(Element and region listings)
━━━━━━━━
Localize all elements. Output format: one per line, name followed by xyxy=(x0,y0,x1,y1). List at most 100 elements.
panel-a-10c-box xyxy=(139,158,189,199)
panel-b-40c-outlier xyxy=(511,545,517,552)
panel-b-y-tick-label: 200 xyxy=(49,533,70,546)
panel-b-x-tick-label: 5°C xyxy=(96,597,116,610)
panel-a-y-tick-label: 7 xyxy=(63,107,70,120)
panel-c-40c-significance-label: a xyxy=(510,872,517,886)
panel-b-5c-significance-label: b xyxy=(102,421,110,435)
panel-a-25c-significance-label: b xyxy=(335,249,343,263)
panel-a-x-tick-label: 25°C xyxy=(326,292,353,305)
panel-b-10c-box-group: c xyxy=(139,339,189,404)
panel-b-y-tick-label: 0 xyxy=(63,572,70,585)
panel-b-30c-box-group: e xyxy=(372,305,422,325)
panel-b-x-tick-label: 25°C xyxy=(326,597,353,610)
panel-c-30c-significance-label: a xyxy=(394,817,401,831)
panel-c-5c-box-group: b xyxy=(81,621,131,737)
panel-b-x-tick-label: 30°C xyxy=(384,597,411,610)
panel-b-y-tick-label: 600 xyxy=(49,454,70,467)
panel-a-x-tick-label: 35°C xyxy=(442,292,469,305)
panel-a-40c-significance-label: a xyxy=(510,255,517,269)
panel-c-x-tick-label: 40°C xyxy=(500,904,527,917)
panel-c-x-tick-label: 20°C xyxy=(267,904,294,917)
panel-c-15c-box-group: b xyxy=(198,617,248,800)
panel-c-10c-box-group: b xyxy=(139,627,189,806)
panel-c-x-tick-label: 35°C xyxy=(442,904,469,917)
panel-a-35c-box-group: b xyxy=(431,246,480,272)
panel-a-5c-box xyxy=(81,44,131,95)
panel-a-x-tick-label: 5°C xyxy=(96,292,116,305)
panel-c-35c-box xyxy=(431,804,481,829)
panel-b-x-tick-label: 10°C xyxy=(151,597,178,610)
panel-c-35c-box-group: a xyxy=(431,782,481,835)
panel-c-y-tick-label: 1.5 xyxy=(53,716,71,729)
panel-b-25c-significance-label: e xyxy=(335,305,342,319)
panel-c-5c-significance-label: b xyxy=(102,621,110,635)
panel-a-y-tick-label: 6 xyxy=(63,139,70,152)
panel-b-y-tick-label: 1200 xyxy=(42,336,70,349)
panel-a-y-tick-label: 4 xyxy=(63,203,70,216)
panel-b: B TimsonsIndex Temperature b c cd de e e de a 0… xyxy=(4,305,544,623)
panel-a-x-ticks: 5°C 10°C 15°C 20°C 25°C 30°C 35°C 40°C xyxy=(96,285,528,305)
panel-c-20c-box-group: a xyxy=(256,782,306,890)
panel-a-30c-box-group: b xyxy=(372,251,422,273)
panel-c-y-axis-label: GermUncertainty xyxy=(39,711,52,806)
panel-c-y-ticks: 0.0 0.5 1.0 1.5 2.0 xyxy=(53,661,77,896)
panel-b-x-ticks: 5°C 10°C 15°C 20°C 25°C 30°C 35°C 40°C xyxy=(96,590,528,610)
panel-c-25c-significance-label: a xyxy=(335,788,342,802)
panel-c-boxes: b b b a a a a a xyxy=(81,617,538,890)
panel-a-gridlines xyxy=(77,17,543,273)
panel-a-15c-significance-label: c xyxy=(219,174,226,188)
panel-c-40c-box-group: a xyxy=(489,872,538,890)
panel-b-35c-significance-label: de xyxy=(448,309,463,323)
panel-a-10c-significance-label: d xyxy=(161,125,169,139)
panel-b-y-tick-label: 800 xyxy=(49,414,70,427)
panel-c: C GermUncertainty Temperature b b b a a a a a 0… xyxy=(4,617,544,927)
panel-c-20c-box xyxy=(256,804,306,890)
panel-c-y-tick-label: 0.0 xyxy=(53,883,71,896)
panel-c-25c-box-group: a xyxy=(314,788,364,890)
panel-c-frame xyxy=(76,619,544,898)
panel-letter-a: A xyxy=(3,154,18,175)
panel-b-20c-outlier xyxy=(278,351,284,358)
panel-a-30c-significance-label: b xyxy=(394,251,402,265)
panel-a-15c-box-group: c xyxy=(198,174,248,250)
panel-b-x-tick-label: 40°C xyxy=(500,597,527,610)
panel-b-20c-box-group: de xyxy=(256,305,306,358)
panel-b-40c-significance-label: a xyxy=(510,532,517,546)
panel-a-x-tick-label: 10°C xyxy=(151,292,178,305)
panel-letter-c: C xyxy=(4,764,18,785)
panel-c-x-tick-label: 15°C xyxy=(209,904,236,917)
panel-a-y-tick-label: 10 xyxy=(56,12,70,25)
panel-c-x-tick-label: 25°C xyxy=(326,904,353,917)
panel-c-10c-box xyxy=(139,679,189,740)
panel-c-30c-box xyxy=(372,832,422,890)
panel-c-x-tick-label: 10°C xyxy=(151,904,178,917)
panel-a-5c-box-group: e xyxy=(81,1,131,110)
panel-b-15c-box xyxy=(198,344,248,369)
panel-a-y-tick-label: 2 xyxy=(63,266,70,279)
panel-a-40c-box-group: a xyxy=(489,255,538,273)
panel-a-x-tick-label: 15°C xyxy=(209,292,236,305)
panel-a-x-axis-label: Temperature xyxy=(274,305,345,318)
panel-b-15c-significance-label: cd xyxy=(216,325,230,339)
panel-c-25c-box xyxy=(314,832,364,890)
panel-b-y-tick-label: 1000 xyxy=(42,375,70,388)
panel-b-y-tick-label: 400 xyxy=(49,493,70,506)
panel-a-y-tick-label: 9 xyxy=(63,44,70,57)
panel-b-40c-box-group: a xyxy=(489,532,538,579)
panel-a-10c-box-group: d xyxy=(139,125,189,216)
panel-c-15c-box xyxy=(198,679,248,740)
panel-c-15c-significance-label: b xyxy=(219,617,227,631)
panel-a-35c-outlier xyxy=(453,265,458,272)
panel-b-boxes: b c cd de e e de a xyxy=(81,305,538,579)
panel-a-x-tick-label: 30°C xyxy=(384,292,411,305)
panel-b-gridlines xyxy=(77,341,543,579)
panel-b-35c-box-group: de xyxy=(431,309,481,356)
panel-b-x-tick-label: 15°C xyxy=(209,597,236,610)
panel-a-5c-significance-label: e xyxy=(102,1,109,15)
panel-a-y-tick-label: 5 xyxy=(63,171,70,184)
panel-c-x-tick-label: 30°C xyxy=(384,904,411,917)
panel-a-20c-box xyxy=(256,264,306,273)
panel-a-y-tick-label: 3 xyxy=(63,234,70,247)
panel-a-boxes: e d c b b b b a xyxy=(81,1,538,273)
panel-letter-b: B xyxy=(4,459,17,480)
━━━━━━━━
Instructions for the task - Select every row above that contains the string "letter" and copy each one out in full.

The completed task -
panel-letter-a: A xyxy=(3,154,18,175)
panel-letter-c: C xyxy=(4,764,18,785)
panel-letter-b: B xyxy=(4,459,17,480)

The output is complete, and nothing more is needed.